[Records of where elements appear]
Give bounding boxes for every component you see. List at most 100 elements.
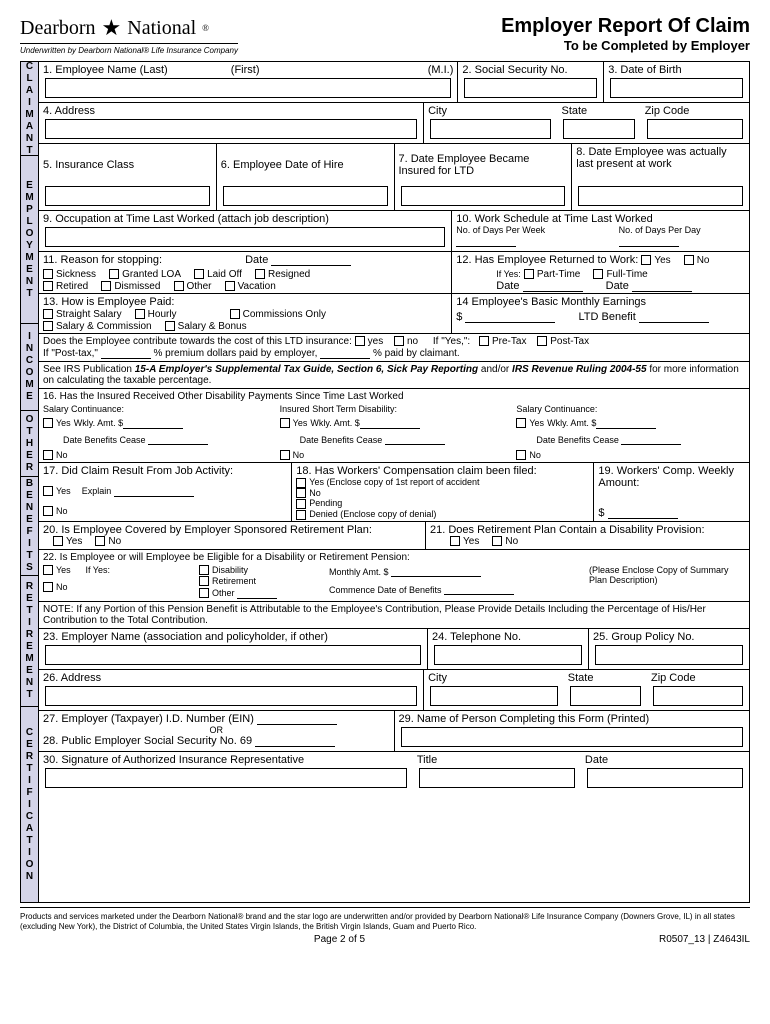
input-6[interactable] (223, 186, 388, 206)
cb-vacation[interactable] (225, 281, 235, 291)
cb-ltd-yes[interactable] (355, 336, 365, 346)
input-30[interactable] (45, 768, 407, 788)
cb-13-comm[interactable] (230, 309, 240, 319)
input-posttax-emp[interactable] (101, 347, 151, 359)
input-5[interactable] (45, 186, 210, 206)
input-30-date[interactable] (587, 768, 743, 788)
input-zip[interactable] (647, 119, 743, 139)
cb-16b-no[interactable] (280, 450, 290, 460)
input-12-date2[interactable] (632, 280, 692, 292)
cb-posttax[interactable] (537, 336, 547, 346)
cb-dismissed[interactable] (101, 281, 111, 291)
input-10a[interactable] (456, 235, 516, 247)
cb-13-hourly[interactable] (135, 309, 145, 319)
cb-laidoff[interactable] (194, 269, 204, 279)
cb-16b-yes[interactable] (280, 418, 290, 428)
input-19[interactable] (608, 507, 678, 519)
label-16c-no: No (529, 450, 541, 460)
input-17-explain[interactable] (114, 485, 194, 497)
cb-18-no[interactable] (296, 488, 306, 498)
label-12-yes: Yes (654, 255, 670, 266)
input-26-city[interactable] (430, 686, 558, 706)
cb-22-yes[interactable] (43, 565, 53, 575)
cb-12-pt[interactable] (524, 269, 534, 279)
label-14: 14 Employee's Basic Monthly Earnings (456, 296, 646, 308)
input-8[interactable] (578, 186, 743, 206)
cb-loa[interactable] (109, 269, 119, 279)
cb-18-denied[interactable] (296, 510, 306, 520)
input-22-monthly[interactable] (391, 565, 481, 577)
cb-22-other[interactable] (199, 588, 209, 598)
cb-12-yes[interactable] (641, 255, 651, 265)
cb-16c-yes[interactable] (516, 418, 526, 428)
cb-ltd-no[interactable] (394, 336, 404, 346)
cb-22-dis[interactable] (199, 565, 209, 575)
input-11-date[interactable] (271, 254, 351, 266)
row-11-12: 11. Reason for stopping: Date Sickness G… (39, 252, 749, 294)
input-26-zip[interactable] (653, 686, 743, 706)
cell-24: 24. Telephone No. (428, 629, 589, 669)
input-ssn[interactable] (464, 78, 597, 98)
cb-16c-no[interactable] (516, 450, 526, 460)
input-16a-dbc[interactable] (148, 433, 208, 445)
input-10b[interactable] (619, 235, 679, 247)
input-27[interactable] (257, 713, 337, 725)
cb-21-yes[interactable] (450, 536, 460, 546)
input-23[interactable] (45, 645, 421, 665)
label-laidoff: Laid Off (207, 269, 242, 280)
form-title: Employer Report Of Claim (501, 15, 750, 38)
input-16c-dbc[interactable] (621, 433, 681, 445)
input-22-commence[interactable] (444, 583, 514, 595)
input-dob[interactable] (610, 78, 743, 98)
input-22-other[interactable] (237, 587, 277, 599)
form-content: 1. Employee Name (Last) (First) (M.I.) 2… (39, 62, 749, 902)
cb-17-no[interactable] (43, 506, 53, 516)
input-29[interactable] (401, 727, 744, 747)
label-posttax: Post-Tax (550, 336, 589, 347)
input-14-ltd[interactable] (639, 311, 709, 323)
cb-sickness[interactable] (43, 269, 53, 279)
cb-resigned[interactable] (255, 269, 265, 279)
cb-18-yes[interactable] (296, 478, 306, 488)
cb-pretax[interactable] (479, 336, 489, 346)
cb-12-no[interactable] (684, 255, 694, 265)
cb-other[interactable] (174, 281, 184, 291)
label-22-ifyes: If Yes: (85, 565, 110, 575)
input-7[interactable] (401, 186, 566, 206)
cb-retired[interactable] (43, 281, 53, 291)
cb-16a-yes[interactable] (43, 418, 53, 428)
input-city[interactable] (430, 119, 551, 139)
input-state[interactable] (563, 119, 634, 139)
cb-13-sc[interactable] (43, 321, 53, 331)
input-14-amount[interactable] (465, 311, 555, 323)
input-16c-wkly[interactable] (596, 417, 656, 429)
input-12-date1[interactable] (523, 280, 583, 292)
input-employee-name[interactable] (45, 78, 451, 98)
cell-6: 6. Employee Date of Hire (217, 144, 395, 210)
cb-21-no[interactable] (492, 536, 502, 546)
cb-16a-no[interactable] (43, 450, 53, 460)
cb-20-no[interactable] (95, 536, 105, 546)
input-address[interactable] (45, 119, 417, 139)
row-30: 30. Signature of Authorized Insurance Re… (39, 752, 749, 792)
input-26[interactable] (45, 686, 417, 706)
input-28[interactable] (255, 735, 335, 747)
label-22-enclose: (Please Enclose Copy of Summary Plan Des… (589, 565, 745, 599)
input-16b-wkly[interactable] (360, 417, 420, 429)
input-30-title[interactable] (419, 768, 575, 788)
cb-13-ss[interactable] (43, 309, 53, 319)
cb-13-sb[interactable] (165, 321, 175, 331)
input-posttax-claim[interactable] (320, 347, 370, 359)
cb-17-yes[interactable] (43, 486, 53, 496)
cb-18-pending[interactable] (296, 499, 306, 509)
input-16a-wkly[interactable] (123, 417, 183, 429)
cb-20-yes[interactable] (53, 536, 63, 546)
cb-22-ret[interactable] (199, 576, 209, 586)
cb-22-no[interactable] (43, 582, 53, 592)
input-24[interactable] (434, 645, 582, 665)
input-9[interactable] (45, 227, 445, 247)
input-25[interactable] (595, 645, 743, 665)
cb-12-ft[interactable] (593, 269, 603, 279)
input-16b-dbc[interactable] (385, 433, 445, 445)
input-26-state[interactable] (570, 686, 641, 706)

### GOAL
Turn each line of the data above into one string in a JSON list, skipping blank lines. Leave the pictures out of the answer.

### EXPECTED ANSWER
[
  "Give bounding boxes for every component you see. List at most 100 elements.",
  "input-6[interactable] (223, 186, 388, 206)",
  "cb-vacation[interactable] (225, 281, 235, 291)",
  "cb-ltd-yes[interactable] (355, 336, 365, 346)",
  "input-30[interactable] (45, 768, 407, 788)",
  "cb-13-comm[interactable] (230, 309, 240, 319)",
  "input-posttax-emp[interactable] (101, 347, 151, 359)",
  "input-5[interactable] (45, 186, 210, 206)",
  "input-30-date[interactable] (587, 768, 743, 788)",
  "input-zip[interactable] (647, 119, 743, 139)",
  "cb-16b-no[interactable] (280, 450, 290, 460)",
  "input-12-date2[interactable] (632, 280, 692, 292)",
  "cb-posttax[interactable] (537, 336, 547, 346)",
  "cb-dismissed[interactable] (101, 281, 111, 291)",
  "input-10a[interactable] (456, 235, 516, 247)",
  "cb-13-hourly[interactable] (135, 309, 145, 319)",
  "cb-laidoff[interactable] (194, 269, 204, 279)",
  "cb-16b-yes[interactable] (280, 418, 290, 428)",
  "input-19[interactable] (608, 507, 678, 519)",
  "label-16c-no: No (529, 450, 541, 460)",
  "input-17-explain[interactable] (114, 485, 194, 497)",
  "cb-18-no[interactable] (296, 488, 306, 498)",
  "label-12-yes: Yes (654, 255, 670, 266)",
  "input-26-city[interactable] (430, 686, 558, 706)",
  "cb-22-yes[interactable] (43, 565, 53, 575)",
  "cb-12-pt[interactable] (524, 269, 534, 279)",
  "label-14: 14 Employee's Basic Monthly Earnings (456, 296, 646, 308)",
  "input-8[interactable] (578, 186, 743, 206)",
  "cb-loa[interactable] (109, 269, 119, 279)",
  "cb-18-denied[interactable] (296, 510, 306, 520)",
  "input-22-monthly[interactable] (391, 565, 481, 577)",
  "cb-22-other[interactable] (199, 588, 209, 598)",
  "cb-12-yes[interactable] (641, 255, 651, 265)",
  "cb-16c-yes[interactable] (516, 418, 526, 428)",
  "cb-ltd-no[interactable] (394, 336, 404, 346)",
  "cb-22-dis[interactable] (199, 565, 209, 575)",
  "input-11-date[interactable] (271, 254, 351, 266)",
  "row-11-12: 11. Reason for stopping: Date Sickness G… (39, 252, 749, 294)",
  "input-26-zip[interactable] (653, 686, 743, 706)",
  "cell-24: 24. Telephone No. (428, 629, 589, 669)",
  "input-ssn[interactable] (464, 78, 597, 98)",
  "cb-16c-no[interactable] (516, 450, 526, 460)",
  "input-16a-dbc[interactable] (148, 433, 208, 445)",
  "input-10b[interactable] (619, 235, 679, 247)",
  "input-27[interactable] (257, 713, 337, 725)",
  "cb-21-yes[interactable] (450, 536, 460, 546)",
  "input-23[interactable] (45, 645, 421, 665)",
  "label-laidoff: Laid Off (207, 269, 242, 280)",
  "form-title: Employer Report Of Claim (501, 15, 750, 38)",
  "input-16c-dbc[interactable] (621, 433, 681, 445)",
  "input-22-commence[interactable] (444, 583, 514, 595)",
  "input-dob[interactable] (610, 78, 743, 98)",
  "input-22-other[interactable] (237, 587, 277, 599)",
  "form-content: 1. Employee Name (Last) (First) (M.I.) 2… (39, 62, 749, 902)",
  "cb-17-no[interactable] (43, 506, 53, 516)",
  "input-29[interactable] (401, 727, 744, 747)",
  "label-posttax: Post-Tax (550, 336, 589, 347)",
  "input-14-ltd[interactable] (639, 311, 709, 323)",
  "cb-sickness[interactable] (43, 269, 53, 279)",
  "cb-resigned[interactable] (255, 269, 265, 279)",
  "cb-18-yes[interactable] (296, 478, 306, 488)",
  "cb-pretax[interactable] (479, 336, 489, 346)",
  "cb-12-no[interactable] (684, 255, 694, 265)",
  "cb-other[interactable] (174, 281, 184, 291)",
  "label-22-ifyes: If Yes: (85, 565, 110, 575)",
  "input-7[interactable] (401, 186, 566, 206)",
  "cb-retired[interactable] (43, 281, 53, 291)",
  "cb-16a-yes[interactable] (43, 418, 53, 428)",
  "input-city[interactable] (430, 119, 551, 139)",
  "input-state[interactable] (563, 119, 634, 139)",
  "cb-13-sc[interactable] (43, 321, 53, 331)",
  "input-14-amount[interactable] (465, 311, 555, 323)",
  "input-16c-wkly[interactable] (596, 417, 656, 429)",
  "input-12-date1[interactable] (523, 280, 583, 292)",
  "input-employee-name[interactable] (45, 78, 451, 98)",
  "cell-6: 6. Employee Date of Hire (217, 144, 395, 210)",
  "cb-21-no[interactable] (492, 536, 502, 546)",
  "cb-16a-no[interactable] (43, 450, 53, 460)",
  "cb-20-no[interactable] (95, 536, 105, 546)",
  "input-address[interactable] (45, 119, 417, 139)",
  "row-30: 30. Signature of Authorized Insurance Re… (39, 752, 749, 792)",
  "input-26[interactable] (45, 686, 417, 706)",
  "input-28[interactable] (255, 735, 335, 747)",
  "label-22-enclose: (Please Enclose Copy of Summary Plan Des… (589, 565, 745, 599)",
  "input-16b-wkly[interactable] (360, 417, 420, 429)",
  "input-30-title[interactable] (419, 768, 575, 788)",
  "cb-13-ss[interactable] (43, 309, 53, 319)",
  "cb-13-sb[interactable] (165, 321, 175, 331)",
  "input-posttax-claim[interactable] (320, 347, 370, 359)",
  "cb-17-yes[interactable] (43, 486, 53, 496)",
  "cb-18-pending[interactable] (296, 499, 306, 509)",
  "input-16a-wkly[interactable] (123, 417, 183, 429)",
  "cb-20-yes[interactable] (53, 536, 63, 546)",
  "cb-22-ret[interactable] (199, 576, 209, 586)",
  "cb-22-no[interactable] (43, 582, 53, 592)",
  "input-24[interactable] (434, 645, 582, 665)",
  "input-9[interactable] (45, 227, 445, 247)",
  "input-25[interactable] (595, 645, 743, 665)",
  "cb-12-ft[interactable] (593, 269, 603, 279)",
  "input-16b-dbc[interactable] (385, 433, 445, 445)",
  "input-26-state[interactable] (570, 686, 641, 706)"
]